Extracted records:
--------------------------------------------------

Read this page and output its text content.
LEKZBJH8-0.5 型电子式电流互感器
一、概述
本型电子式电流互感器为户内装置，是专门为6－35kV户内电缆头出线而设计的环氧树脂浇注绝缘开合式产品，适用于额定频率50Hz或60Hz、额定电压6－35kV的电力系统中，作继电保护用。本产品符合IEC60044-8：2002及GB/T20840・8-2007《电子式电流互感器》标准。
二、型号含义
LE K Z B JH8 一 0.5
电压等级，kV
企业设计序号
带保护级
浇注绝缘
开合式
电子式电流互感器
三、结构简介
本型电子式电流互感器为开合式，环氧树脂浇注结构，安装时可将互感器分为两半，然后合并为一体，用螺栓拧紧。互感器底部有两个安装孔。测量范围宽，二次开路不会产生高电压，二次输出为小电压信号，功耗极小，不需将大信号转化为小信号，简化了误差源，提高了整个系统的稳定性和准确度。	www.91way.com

--------------------------------------------------

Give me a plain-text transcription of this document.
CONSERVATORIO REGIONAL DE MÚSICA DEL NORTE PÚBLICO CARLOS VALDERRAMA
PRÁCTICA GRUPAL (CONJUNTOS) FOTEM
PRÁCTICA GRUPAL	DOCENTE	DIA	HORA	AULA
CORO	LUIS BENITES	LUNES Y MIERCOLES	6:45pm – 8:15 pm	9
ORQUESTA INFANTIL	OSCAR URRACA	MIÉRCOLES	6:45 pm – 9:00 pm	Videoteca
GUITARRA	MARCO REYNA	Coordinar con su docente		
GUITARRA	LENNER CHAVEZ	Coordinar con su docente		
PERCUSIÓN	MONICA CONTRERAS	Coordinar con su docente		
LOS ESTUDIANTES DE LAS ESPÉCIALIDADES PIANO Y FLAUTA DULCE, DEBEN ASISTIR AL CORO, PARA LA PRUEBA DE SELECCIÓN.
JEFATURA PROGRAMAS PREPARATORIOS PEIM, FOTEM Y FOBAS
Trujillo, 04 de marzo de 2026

--------------------------------------------------

Exercise directions: Filter the records above and return every line that holds the word "FOTEM".

Right answer:
PRÁCTICA GRUPAL (CONJUNTOS) FOTEM
JEFATURA PROGRAMAS PREPARATORIOS PEIM, FOTEM Y FOBAS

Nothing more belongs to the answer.